Some records
- - - - - - -

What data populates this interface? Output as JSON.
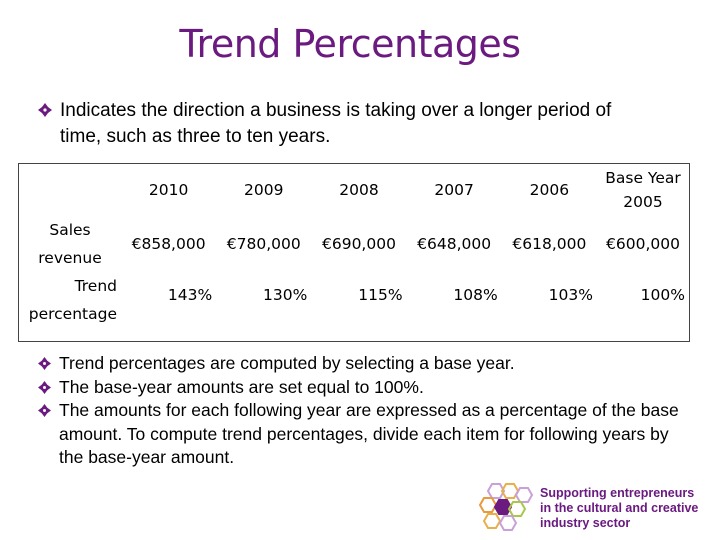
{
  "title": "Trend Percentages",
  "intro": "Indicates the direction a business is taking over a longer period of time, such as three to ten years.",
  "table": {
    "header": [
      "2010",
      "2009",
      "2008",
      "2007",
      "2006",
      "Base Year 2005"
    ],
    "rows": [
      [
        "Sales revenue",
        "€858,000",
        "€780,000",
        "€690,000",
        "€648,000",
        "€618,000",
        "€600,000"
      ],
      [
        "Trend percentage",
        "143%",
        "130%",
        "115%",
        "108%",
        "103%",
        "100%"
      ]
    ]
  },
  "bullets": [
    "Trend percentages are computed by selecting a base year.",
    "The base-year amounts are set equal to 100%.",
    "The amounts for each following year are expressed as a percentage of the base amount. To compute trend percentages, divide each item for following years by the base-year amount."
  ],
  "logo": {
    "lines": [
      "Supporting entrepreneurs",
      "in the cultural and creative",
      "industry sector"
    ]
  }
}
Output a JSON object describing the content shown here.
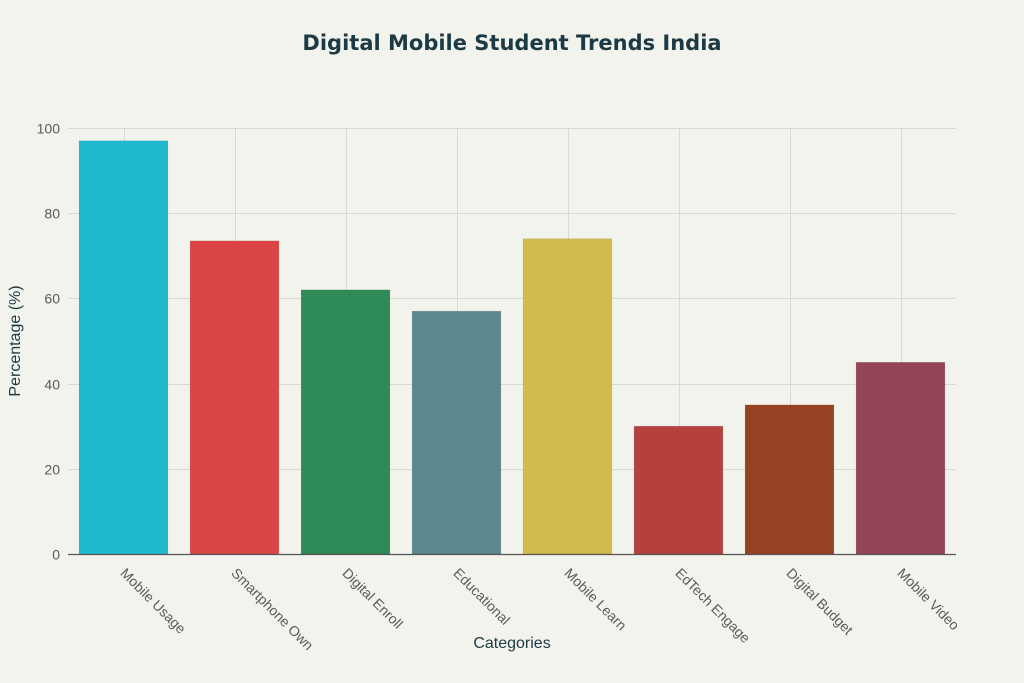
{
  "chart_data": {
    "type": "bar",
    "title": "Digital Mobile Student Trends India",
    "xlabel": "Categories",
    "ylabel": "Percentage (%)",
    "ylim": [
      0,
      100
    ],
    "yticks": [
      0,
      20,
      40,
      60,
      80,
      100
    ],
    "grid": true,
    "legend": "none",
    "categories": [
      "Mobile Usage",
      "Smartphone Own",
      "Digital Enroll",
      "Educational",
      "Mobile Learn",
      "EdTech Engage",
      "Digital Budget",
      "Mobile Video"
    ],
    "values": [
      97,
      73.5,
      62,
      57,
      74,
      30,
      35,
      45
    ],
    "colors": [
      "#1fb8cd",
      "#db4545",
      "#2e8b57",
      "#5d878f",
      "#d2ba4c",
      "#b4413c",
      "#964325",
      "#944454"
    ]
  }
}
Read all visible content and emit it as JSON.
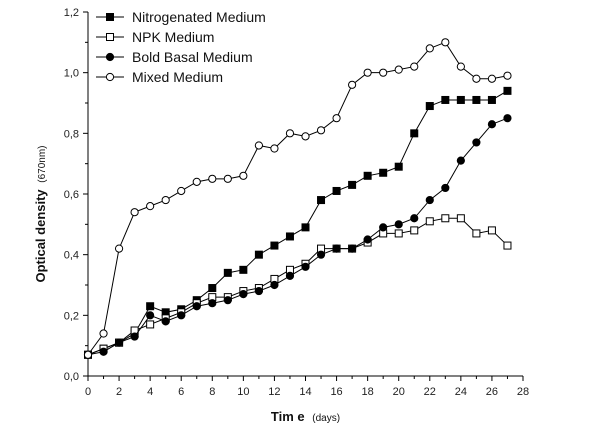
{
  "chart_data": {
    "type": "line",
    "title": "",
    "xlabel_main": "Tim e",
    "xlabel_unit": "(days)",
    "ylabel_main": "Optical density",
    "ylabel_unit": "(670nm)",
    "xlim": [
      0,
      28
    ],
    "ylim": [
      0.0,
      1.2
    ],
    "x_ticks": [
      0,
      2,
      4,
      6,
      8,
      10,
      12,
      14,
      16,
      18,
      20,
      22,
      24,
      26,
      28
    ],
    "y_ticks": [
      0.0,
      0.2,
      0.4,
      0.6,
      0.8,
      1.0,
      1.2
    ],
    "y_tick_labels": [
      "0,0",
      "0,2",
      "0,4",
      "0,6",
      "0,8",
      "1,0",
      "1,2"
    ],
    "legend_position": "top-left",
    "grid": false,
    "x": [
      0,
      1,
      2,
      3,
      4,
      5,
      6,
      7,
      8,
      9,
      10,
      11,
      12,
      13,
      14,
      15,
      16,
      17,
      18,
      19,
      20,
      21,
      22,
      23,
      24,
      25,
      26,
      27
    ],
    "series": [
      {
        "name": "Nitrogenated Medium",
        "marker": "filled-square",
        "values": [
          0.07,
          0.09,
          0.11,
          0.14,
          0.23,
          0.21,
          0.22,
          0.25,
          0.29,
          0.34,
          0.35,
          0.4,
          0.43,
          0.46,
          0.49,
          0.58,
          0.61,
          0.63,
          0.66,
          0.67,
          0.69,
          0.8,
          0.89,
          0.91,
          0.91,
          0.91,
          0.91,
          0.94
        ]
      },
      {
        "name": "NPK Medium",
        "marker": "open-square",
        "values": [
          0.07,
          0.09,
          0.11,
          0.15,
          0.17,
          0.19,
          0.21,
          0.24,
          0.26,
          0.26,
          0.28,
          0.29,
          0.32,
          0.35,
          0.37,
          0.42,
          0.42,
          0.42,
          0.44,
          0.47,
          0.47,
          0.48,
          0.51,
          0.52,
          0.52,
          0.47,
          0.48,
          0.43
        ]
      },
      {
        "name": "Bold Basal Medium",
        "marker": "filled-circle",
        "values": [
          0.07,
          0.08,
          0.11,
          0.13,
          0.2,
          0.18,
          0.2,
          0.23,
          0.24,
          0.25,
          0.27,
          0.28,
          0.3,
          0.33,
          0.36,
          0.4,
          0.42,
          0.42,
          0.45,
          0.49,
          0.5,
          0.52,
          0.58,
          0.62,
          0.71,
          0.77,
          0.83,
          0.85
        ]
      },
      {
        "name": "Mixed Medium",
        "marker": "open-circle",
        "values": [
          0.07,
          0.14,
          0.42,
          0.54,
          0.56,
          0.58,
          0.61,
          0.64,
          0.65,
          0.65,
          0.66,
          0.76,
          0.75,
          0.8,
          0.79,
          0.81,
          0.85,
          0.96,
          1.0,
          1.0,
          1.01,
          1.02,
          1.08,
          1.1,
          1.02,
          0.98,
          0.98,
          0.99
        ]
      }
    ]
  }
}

- - - - - - -

### Work instructions
Copy the listing word for word, excluding its pictures.

### Response below
What data populates this interface? Output as JSON.
{
  "title": "Trend Percentages",
  "intro": "Indicates the direction a business is taking over a longer period of time, such as three to ten years.",
  "table": {
    "header": [
      "2010",
      "2009",
      "2008",
      "2007",
      "2006",
      "Base Year 2005"
    ],
    "rows": [
      [
        "Sales revenue",
        "€858,000",
        "€780,000",
        "€690,000",
        "€648,000",
        "€618,000",
        "€600,000"
      ],
      [
        "Trend percentage",
        "143%",
        "130%",
        "115%",
        "108%",
        "103%",
        "100%"
      ]
    ]
  },
  "bullets": [
    "Trend percentages are computed by selecting a base year.",
    "The base-year amounts are set equal to 100%.",
    "The amounts for each following year are expressed as a percentage of the base amount. To compute trend percentages, divide each item for following years by the base-year amount."
  ],
  "logo": {
    "lines": [
      "Supporting entrepreneurs",
      "in the cultural and creative",
      "industry sector"
    ]
  }
}
Output a JSON object describing the content shown here.
{
  "chart_data": {
    "type": "bar",
    "title": "Digital Mobile Student Trends India",
    "xlabel": "Categories",
    "ylabel": "Percentage (%)",
    "ylim": [
      0,
      100
    ],
    "yticks": [
      0,
      20,
      40,
      60,
      80,
      100
    ],
    "grid": true,
    "legend": "none",
    "categories": [
      "Mobile Usage",
      "Smartphone Own",
      "Digital Enroll",
      "Educational",
      "Mobile Learn",
      "EdTech Engage",
      "Digital Budget",
      "Mobile Video"
    ],
    "values": [
      97,
      73.5,
      62,
      57,
      74,
      30,
      35,
      45
    ],
    "colors": [
      "#1fb8cd",
      "#db4545",
      "#2e8b57",
      "#5d878f",
      "#d2ba4c",
      "#b4413c",
      "#964325",
      "#944454"
    ]
  }
}
Read all visible content and emit it as JSON.
{
  "chart_data": {
    "type": "line",
    "title": "",
    "xlabel_main": "Tim e",
    "xlabel_unit": "(days)",
    "ylabel_main": "Optical density",
    "ylabel_unit": "(670nm)",
    "xlim": [
      0,
      28
    ],
    "ylim": [
      0.0,
      1.2
    ],
    "x_ticks": [
      0,
      2,
      4,
      6,
      8,
      10,
      12,
      14,
      16,
      18,
      20,
      22,
      24,
      26,
      28
    ],
    "y_ticks": [
      0.0,
      0.2,
      0.4,
      0.6,
      0.8,
      1.0,
      1.2
    ],
    "y_tick_labels": [
      "0,0",
      "0,2",
      "0,4",
      "0,6",
      "0,8",
      "1,0",
      "1,2"
    ],
    "legend_position": "top-left",
    "grid": false,
    "x": [
      0,
      1,
      2,
      3,
      4,
      5,
      6,
      7,
      8,
      9,
      10,
      11,
      12,
      13,
      14,
      15,
      16,
      17,
      18,
      19,
      20,
      21,
      22,
      23,
      24,
      25,
      26,
      27
    ],
    "series": [
      {
        "name": "Nitrogenated Medium",
        "marker": "filled-square",
        "values": [
          0.07,
          0.09,
          0.11,
          0.14,
          0.23,
          0.21,
          0.22,
          0.25,
          0.29,
          0.34,
          0.35,
          0.4,
          0.43,
          0.46,
          0.49,
          0.58,
          0.61,
          0.63,
          0.66,
          0.67,
          0.69,
          0.8,
          0.89,
          0.91,
          0.91,
          0.91,
          0.91,
          0.94
        ]
      },
      {
        "name": "NPK Medium",
        "marker": "open-square",
        "values": [
          0.07,
          0.09,
          0.11,
          0.15,
          0.17,
          0.19,
          0.21,
          0.24,
          0.26,
          0.26,
          0.28,
          0.29,
          0.32,
          0.35,
          0.37,
          0.42,
          0.42,
          0.42,
          0.44,
          0.47,
          0.47,
          0.48,
          0.51,
          0.52,
          0.52,
          0.47,
          0.48,
          0.43
        ]
      },
      {
        "name": "Bold Basal Medium",
        "marker": "filled-circle",
        "values": [
          0.07,
          0.08,
          0.11,
          0.13,
          0.2,
          0.18,
          0.2,
          0.23,
          0.24,
          0.25,
          0.27,
          0.28,
          0.3,
          0.33,
          0.36,
          0.4,
          0.42,
          0.42,
          0.45,
          0.49,
          0.5,
          0.52,
          0.58,
          0.62,
          0.71,
          0.77,
          0.83,
          0.85
        ]
      },
      {
        "name": "Mixed Medium",
        "marker": "open-circle",
        "values": [
          0.07,
          0.14,
          0.42,
          0.54,
          0.56,
          0.58,
          0.61,
          0.64,
          0.65,
          0.65,
          0.66,
          0.76,
          0.75,
          0.8,
          0.79,
          0.81,
          0.85,
          0.96,
          1.0,
          1.0,
          1.01,
          1.02,
          1.08,
          1.1,
          1.02,
          0.98,
          0.98,
          0.99
        ]
      }
    ]
  }
}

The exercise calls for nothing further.